Task directions: Read the lines below and count those that have the word "this". Respond with the number only.

Dataset:
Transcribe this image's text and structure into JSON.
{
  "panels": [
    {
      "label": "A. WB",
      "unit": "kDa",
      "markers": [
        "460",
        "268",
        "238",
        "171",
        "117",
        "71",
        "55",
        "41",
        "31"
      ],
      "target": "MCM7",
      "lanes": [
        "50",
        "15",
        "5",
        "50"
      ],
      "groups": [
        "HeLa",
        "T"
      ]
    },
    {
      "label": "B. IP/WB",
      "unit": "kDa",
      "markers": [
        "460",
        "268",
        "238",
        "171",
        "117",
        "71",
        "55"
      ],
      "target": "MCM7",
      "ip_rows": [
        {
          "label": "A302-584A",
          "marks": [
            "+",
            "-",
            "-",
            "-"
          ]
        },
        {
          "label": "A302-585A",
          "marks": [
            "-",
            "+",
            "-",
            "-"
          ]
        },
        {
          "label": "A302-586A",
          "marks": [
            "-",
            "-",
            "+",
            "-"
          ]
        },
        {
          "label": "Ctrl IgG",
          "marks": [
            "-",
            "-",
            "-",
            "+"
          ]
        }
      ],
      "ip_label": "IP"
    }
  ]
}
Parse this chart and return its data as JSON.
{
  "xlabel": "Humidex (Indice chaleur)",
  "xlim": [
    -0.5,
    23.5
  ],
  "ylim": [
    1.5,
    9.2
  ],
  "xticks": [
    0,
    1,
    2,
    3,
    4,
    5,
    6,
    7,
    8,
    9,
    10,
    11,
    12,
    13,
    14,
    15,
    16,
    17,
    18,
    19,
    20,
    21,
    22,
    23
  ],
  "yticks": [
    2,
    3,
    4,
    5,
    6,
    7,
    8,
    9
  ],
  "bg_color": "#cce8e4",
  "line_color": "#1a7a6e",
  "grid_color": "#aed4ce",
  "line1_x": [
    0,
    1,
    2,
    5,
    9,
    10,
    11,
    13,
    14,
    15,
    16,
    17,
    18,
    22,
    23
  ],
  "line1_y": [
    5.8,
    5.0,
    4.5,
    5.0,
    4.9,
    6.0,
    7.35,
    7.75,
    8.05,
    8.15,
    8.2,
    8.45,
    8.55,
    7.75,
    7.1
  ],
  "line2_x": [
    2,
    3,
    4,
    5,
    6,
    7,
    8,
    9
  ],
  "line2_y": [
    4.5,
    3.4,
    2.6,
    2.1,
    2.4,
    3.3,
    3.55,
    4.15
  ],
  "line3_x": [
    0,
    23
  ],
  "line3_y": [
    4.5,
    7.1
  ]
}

Response to the exercise: 2